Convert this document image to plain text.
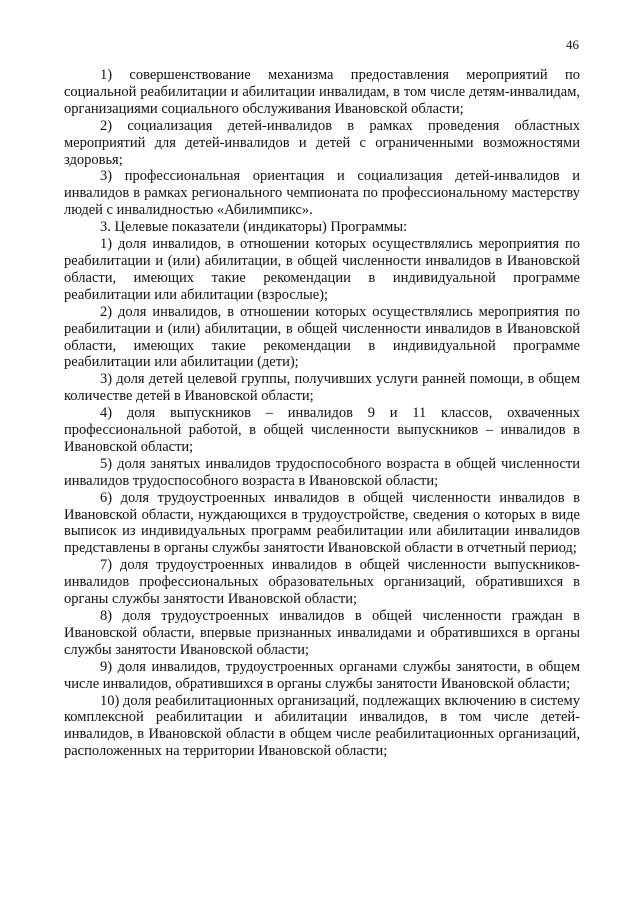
46

1) совершенствование механизма предоставления мероприятий по социальной реабилитации и абилитации инвалидам, в том числе детям-инвалидам, организациями социального обслуживания Ивановской области;

2) социализация детей-инвалидов в рамках проведения областных мероприятий для детей-инвалидов и детей с ограниченными возможностями здоровья;

3) профессиональная ориентация и социализация детей-инвалидов и инвалидов в рамках регионального чемпионата по профессиональному мастерству людей с инвалидностью «Абилимпикс».

3. Целевые показатели (индикаторы) Программы:

1) доля инвалидов, в отношении которых осуществлялись мероприятия по реабилитации и (или) абилитации, в общей численности инвалидов в Ивановской области, имеющих такие рекомендации в индивидуальной программе реабилитации или абилитации (взрослые);

2) доля инвалидов, в отношении которых осуществлялись мероприятия по реабилитации и (или) абилитации, в общей численности инвалидов в Ивановской области, имеющих такие рекомендации в индивидуальной программе реабилитации или абилитации (дети);

3) доля детей целевой группы, получивших услуги ранней помощи, в общем количестве детей в Ивановской области;

4) доля выпускников – инвалидов 9 и 11 классов, охваченных профессиональной работой, в общей численности выпускников – инвалидов в Ивановской области;

5) доля занятых инвалидов трудоспособного возраста в общей численности инвалидов трудоспособного возраста в Ивановской области;

6) доля трудоустроенных инвалидов в общей численности инвалидов в Ивановской области, нуждающихся в трудоустройстве, сведения о которых в виде выписок из индивидуальных программ реабилитации или абилитации инвалидов представлены в органы службы занятости Ивановской области в отчетный период;

7) доля трудоустроенных инвалидов в общей численности выпускников-инвалидов профессиональных образовательных организаций, обратившихся в органы службы занятости Ивановской области;

8) доля трудоустроенных инвалидов в общей численности граждан в Ивановской области, впервые признанных инвалидами и обратившихся в органы службы занятости Ивановской области;

9) доля инвалидов, трудоустроенных органами службы занятости, в общем числе инвалидов, обратившихся в органы службы занятости Ивановской области;

10) доля реабилитационных организаций, подлежащих включению в систему комплексной реабилитации и абилитации инвалидов, в том числе детей-инвалидов, в Ивановской области в общем числе реабилитационных организаций, расположенных на территории Ивановской области;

═══

## Task objective
Pick out the lines containing the string "программе" and show them.

## Answer for this exercise
1) доля инвалидов, в отношении которых осуществлялись мероприятия по реабилитации и (или) абилитации, в общей численности инвалидов в Ивановской области, имеющих такие рекомендации в индивидуальной программе реабилитации или абилитации (взрослые);
2) доля инвалидов, в отношении которых осуществлялись мероприятия по реабилитации и (или) абилитации, в общей численности инвалидов в Ивановской области, имеющих такие рекомендации в индивидуальной программе реабилитации или абилитации (дети);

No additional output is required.